**Exercise prompt:** Reproduce all entries precisely, down to the last character.

**Material shown:**
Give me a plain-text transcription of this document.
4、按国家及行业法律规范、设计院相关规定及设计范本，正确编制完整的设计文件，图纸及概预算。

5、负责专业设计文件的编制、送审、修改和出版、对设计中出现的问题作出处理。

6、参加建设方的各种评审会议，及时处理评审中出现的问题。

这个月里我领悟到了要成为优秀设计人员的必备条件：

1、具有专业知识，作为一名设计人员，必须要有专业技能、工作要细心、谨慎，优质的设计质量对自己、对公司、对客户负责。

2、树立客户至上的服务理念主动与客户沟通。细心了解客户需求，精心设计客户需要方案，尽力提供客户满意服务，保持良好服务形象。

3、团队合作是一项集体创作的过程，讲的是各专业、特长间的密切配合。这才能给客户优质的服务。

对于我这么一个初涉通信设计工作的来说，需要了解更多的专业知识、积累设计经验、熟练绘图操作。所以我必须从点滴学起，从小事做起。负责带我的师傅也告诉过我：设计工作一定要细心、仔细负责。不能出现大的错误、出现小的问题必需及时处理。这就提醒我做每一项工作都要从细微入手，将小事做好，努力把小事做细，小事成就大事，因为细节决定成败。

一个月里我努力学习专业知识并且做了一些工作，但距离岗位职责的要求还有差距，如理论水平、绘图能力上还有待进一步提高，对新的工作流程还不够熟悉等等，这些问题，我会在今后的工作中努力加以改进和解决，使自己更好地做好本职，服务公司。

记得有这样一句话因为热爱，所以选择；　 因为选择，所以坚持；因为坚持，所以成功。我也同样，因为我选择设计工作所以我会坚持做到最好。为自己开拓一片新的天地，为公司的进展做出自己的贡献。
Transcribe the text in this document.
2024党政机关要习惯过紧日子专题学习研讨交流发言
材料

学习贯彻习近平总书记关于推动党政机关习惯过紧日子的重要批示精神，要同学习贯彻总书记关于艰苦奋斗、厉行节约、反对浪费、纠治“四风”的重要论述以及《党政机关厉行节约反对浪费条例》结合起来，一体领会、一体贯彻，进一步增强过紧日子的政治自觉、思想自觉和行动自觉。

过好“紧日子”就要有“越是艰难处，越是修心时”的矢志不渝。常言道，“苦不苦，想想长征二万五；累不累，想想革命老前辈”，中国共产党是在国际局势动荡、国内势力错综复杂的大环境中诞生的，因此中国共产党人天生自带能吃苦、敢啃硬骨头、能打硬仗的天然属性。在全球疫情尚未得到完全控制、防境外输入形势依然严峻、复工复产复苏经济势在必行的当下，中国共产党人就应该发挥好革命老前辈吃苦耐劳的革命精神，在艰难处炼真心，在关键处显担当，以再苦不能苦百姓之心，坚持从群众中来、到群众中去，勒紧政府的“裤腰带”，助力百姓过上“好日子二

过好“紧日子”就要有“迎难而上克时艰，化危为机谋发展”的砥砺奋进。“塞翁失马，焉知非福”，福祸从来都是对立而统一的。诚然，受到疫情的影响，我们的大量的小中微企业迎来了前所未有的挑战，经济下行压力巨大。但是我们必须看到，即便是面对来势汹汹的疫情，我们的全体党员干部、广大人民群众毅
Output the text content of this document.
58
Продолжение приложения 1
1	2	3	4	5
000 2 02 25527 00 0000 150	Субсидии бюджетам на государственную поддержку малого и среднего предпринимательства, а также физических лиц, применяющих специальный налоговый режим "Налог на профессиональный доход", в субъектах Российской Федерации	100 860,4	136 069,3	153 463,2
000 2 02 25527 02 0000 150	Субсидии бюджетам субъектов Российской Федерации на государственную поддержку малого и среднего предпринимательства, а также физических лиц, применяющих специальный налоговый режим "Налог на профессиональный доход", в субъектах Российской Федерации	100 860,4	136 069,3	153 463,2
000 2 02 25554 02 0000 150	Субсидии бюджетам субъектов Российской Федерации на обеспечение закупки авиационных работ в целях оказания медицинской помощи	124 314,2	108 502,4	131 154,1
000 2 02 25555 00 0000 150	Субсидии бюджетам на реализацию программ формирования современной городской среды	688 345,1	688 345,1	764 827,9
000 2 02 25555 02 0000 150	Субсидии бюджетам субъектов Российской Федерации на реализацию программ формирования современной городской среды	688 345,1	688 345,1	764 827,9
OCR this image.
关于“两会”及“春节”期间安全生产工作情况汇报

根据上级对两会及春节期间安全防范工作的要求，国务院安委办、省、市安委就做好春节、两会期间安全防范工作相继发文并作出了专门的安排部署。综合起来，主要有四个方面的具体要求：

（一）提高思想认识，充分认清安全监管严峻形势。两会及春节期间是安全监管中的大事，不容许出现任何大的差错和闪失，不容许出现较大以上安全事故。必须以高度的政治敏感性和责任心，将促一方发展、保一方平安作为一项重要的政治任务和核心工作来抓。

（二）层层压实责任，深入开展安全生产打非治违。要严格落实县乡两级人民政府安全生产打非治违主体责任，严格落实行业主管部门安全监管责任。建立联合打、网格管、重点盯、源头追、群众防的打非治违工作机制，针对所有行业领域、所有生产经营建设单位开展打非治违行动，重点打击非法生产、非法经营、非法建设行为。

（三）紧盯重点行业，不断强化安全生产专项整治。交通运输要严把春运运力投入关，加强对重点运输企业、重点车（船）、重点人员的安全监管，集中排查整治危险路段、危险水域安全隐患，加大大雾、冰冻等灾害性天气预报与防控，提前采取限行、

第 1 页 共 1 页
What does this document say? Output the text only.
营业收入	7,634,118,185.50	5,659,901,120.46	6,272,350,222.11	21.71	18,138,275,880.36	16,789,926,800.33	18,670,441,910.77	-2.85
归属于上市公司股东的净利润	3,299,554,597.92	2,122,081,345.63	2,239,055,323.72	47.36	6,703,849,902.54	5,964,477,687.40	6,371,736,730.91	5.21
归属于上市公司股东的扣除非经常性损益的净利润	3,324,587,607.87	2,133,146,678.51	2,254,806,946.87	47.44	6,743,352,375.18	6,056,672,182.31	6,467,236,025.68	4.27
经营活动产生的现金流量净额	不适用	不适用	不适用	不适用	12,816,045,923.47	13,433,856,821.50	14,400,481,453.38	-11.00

**Response below:**
Give me a plain-text transcription of this document.
4、按国家及行业法律规范、设计院相关规定及设计范本，正确编制完整的设计文件，图纸及概预算。

5、负责专业设计文件的编制、送审、修改和出版、对设计中出现的问题作出处理。

6、参加建设方的各种评审会议，及时处理评审中出现的问题。

这个月里我领悟到了要成为优秀设计人员的必备条件：

1、具有专业知识，作为一名设计人员，必须要有专业技能、工作要细心、谨慎，优质的设计质量对自己、对公司、对客户负责。

2、树立客户至上的服务理念主动与客户沟通。细心了解客户需求，精心设计客户需要方案，尽力提供客户满意服务，保持良好服务形象。

3、团队合作是一项集体创作的过程，讲的是各专业、特长间的密切配合。这才能给客户优质的服务。

对于我这么一个初涉通信设计工作的来说，需要了解更多的专业知识、积累设计经验、熟练绘图操作。所以我必须从点滴学起，从小事做起。负责带我的师傅也告诉过我：设计工作一定要细心、仔细负责。不能出现大的错误、出现小的问题必需及时处理。这就提醒我做每一项工作都要从细微入手，将小事做好，努力把小事做细，小事成就大事，因为细节决定成败。

一个月里我努力学习专业知识并且做了一些工作，但距离岗位职责的要求还有差距，如理论水平、绘图能力上还有待进一步提高，对新的工作流程还不够熟悉等等，这些问题，我会在今后的工作中努力加以改进和解决，使自己更好地做好本职，服务公司。

记得有这样一句话因为热爱，所以选择；　 因为选择，所以坚持；因为坚持，所以成功。我也同样，因为我选择设计工作所以我会坚持做到最好。为自己开拓一片新的天地，为公司的进展做出自己的贡献。
Transcribe the text in this document.
2024党政机关要习惯过紧日子专题学习研讨交流发言
材料

学习贯彻习近平总书记关于推动党政机关习惯过紧日子的重要批示精神，要同学习贯彻总书记关于艰苦奋斗、厉行节约、反对浪费、纠治“四风”的重要论述以及《党政机关厉行节约反对浪费条例》结合起来，一体领会、一体贯彻，进一步增强过紧日子的政治自觉、思想自觉和行动自觉。

过好“紧日子”就要有“越是艰难处，越是修心时”的矢志不渝。常言道，“苦不苦，想想长征二万五；累不累，想想革命老前辈”，中国共产党是在国际局势动荡、国内势力错综复杂的大环境中诞生的，因此中国共产党人天生自带能吃苦、敢啃硬骨头、能打硬仗的天然属性。在全球疫情尚未得到完全控制、防境外输入形势依然严峻、复工复产复苏经济势在必行的当下，中国共产党人就应该发挥好革命老前辈吃苦耐劳的革命精神，在艰难处炼真心，在关键处显担当，以再苦不能苦百姓之心，坚持从群众中来、到群众中去，勒紧政府的“裤腰带”，助力百姓过上“好日子二

过好“紧日子”就要有“迎难而上克时艰，化危为机谋发展”的砥砺奋进。“塞翁失马，焉知非福”，福祸从来都是对立而统一的。诚然，受到疫情的影响，我们的大量的小中微企业迎来了前所未有的挑战，经济下行压力巨大。但是我们必须看到，即便是面对来势汹汹的疫情，我们的全体党员干部、广大人民群众毅
Output the text content of this document.
58
Продолжение приложения 1
1	2	3	4	5
000 2 02 25527 00 0000 150	Субсидии бюджетам на государственную поддержку малого и среднего предпринимательства, а также физических лиц, применяющих специальный налоговый режим "Налог на профессиональный доход", в субъектах Российской Федерации	100 860,4	136 069,3	153 463,2
000 2 02 25527 02 0000 150	Субсидии бюджетам субъектов Российской Федерации на государственную поддержку малого и среднего предпринимательства, а также физических лиц, применяющих специальный налоговый режим "Налог на профессиональный доход", в субъектах Российской Федерации	100 860,4	136 069,3	153 463,2
000 2 02 25554 02 0000 150	Субсидии бюджетам субъектов Российской Федерации на обеспечение закупки авиационных работ в целях оказания медицинской помощи	124 314,2	108 502,4	131 154,1
000 2 02 25555 00 0000 150	Субсидии бюджетам на реализацию программ формирования современной городской среды	688 345,1	688 345,1	764 827,9
000 2 02 25555 02 0000 150	Субсидии бюджетам субъектов Российской Федерации на реализацию программ формирования современной городской среды	688 345,1	688 345,1	764 827,9
OCR this image.
关于“两会”及“春节”期间安全生产工作情况汇报

根据上级对两会及春节期间安全防范工作的要求，国务院安委办、省、市安委就做好春节、两会期间安全防范工作相继发文并作出了专门的安排部署。综合起来，主要有四个方面的具体要求：

（一）提高思想认识，充分认清安全监管严峻形势。两会及春节期间是安全监管中的大事，不容许出现任何大的差错和闪失，不容许出现较大以上安全事故。必须以高度的政治敏感性和责任心，将促一方发展、保一方平安作为一项重要的政治任务和核心工作来抓。

（二）层层压实责任，深入开展安全生产打非治违。要严格落实县乡两级人民政府安全生产打非治违主体责任，严格落实行业主管部门安全监管责任。建立联合打、网格管、重点盯、源头追、群众防的打非治违工作机制，针对所有行业领域、所有生产经营建设单位开展打非治违行动，重点打击非法生产、非法经营、非法建设行为。

（三）紧盯重点行业，不断强化安全生产专项整治。交通运输要严把春运运力投入关，加强对重点运输企业、重点车（船）、重点人员的安全监管，集中排查整治危险路段、危险水域安全隐患，加大大雾、冰冻等灾害性天气预报与防控，提前采取限行、

第 1 页 共 1 页
What does this document say? Output the text only.
营业收入	7,634,118,185.50	5,659,901,120.46	6,272,350,222.11	21.71	18,138,275,880.36	16,789,926,800.33	18,670,441,910.77	-2.85
归属于上市公司股东的净利润	3,299,554,597.92	2,122,081,345.63	2,239,055,323.72	47.36	6,703,849,902.54	5,964,477,687.40	6,371,736,730.91	5.21
归属于上市公司股东的扣除非经常性损益的净利润	3,324,587,607.87	2,133,146,678.51	2,254,806,946.87	47.44	6,743,352,375.18	6,056,672,182.31	6,467,236,025.68	4.27
经营活动产生的现金流量净额	不适用	不适用	不适用	不适用	12,816,045,923.47	13,433,856,821.50	14,400,481,453.38	-11.00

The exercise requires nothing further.